-- Begin DATA TO PROCESS --

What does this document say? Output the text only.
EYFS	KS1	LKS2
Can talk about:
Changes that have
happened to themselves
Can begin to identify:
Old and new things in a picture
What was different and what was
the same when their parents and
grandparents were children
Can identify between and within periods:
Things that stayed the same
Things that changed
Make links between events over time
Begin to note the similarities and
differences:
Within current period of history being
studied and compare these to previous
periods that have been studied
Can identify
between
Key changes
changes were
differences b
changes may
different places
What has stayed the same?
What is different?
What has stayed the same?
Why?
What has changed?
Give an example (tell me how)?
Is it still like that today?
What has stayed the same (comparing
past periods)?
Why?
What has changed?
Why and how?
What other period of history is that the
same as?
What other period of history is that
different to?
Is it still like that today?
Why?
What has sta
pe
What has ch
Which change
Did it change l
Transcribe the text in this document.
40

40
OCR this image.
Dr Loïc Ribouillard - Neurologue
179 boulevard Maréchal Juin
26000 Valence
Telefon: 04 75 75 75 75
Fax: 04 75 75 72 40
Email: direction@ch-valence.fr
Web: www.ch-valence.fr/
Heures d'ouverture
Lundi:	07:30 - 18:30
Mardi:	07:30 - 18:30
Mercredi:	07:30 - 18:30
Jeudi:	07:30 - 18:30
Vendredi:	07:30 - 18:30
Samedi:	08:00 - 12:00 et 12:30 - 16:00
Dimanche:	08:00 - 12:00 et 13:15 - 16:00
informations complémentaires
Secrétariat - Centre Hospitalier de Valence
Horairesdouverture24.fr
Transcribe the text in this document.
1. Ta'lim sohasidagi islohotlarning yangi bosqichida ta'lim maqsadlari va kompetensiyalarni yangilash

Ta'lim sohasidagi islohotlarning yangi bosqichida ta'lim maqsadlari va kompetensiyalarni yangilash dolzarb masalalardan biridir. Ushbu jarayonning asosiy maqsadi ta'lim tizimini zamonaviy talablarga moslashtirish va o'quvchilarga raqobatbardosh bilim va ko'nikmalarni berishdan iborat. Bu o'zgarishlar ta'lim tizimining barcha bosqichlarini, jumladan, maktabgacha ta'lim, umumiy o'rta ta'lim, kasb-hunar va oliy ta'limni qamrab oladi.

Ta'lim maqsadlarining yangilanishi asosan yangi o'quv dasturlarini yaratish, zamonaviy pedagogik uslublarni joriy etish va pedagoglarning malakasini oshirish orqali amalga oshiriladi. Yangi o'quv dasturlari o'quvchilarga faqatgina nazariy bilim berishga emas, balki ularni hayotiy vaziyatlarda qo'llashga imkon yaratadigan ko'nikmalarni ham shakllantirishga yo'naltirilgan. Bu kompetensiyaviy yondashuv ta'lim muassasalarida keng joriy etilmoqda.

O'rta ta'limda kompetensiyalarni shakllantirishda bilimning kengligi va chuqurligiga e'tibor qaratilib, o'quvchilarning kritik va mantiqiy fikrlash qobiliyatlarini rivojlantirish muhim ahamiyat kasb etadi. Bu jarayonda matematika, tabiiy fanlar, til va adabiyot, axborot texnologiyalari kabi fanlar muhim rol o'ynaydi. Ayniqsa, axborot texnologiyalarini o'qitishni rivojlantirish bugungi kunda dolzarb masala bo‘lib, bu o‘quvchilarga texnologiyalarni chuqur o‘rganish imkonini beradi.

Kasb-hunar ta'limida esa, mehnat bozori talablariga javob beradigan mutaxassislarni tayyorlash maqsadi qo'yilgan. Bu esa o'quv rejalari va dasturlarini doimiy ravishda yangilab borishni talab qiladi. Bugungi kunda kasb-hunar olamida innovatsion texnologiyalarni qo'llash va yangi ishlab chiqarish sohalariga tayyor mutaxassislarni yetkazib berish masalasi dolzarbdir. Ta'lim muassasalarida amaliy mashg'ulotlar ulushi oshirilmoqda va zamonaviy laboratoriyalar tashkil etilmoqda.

-- End DATA TO PROCESS --

◆ WRITTEN INSTRUCTION ◆
Print the records once more, exactly as they were given.

◆ REPLY TO THE TASK ◆
What does this document say? Output the text only.
EYFS	KS1	LKS2
Can talk about:
Changes that have
happened to themselves
Can begin to identify:
Old and new things in a picture
What was different and what was
the same when their parents and
grandparents were children
Can identify between and within periods:
Things that stayed the same
Things that changed
Make links between events over time
Begin to note the similarities and
differences:
Within current period of history being
studied and compare these to previous
periods that have been studied
Can identify
between
Key changes
changes were
differences b
changes may
different places
What has stayed the same?
What is different?
What has stayed the same?
Why?
What has changed?
Give an example (tell me how)?
Is it still like that today?
What has stayed the same (comparing
past periods)?
Why?
What has changed?
Why and how?
What other period of history is that the
same as?
What other period of history is that
different to?
Is it still like that today?
Why?
What has sta
pe
What has ch
Which change
Did it change l
Transcribe the text in this document.
40

40
OCR this image.
Dr Loïc Ribouillard - Neurologue
179 boulevard Maréchal Juin
26000 Valence
Telefon: 04 75 75 75 75
Fax: 04 75 75 72 40
Email: direction@ch-valence.fr
Web: www.ch-valence.fr/
Heures d'ouverture
Lundi:	07:30 - 18:30
Mardi:	07:30 - 18:30
Mercredi:	07:30 - 18:30
Jeudi:	07:30 - 18:30
Vendredi:	07:30 - 18:30
Samedi:	08:00 - 12:00 et 12:30 - 16:00
Dimanche:	08:00 - 12:00 et 13:15 - 16:00
informations complémentaires
Secrétariat - Centre Hospitalier de Valence
Horairesdouverture24.fr
Transcribe the text in this document.
1. Ta'lim sohasidagi islohotlarning yangi bosqichida ta'lim maqsadlari va kompetensiyalarni yangilash

Ta'lim sohasidagi islohotlarning yangi bosqichida ta'lim maqsadlari va kompetensiyalarni yangilash dolzarb masalalardan biridir. Ushbu jarayonning asosiy maqsadi ta'lim tizimini zamonaviy talablarga moslashtirish va o'quvchilarga raqobatbardosh bilim va ko'nikmalarni berishdan iborat. Bu o'zgarishlar ta'lim tizimining barcha bosqichlarini, jumladan, maktabgacha ta'lim, umumiy o'rta ta'lim, kasb-hunar va oliy ta'limni qamrab oladi.

Ta'lim maqsadlarining yangilanishi asosan yangi o'quv dasturlarini yaratish, zamonaviy pedagogik uslublarni joriy etish va pedagoglarning malakasini oshirish orqali amalga oshiriladi. Yangi o'quv dasturlari o'quvchilarga faqatgina nazariy bilim berishga emas, balki ularni hayotiy vaziyatlarda qo'llashga imkon yaratadigan ko'nikmalarni ham shakllantirishga yo'naltirilgan. Bu kompetensiyaviy yondashuv ta'lim muassasalarida keng joriy etilmoqda.

O'rta ta'limda kompetensiyalarni shakllantirishda bilimning kengligi va chuqurligiga e'tibor qaratilib, o'quvchilarning kritik va mantiqiy fikrlash qobiliyatlarini rivojlantirish muhim ahamiyat kasb etadi. Bu jarayonda matematika, tabiiy fanlar, til va adabiyot, axborot texnologiyalari kabi fanlar muhim rol o'ynaydi. Ayniqsa, axborot texnologiyalarini o'qitishni rivojlantirish bugungi kunda dolzarb masala bo‘lib, bu o‘quvchilarga texnologiyalarni chuqur o‘rganish imkonini beradi.

Kasb-hunar ta'limida esa, mehnat bozori talablariga javob beradigan mutaxassislarni tayyorlash maqsadi qo'yilgan. Bu esa o'quv rejalari va dasturlarini doimiy ravishda yangilab borishni talab qiladi. Bugungi kunda kasb-hunar olamida innovatsion texnologiyalarni qo'llash va yangi ishlab chiqarish sohalariga tayyor mutaxassislarni yetkazib berish masalasi dolzarbdir. Ta'lim muassasalarida amaliy mashg'ulotlar ulushi oshirilmoqda va zamonaviy laboratoriyalar tashkil etilmoqda.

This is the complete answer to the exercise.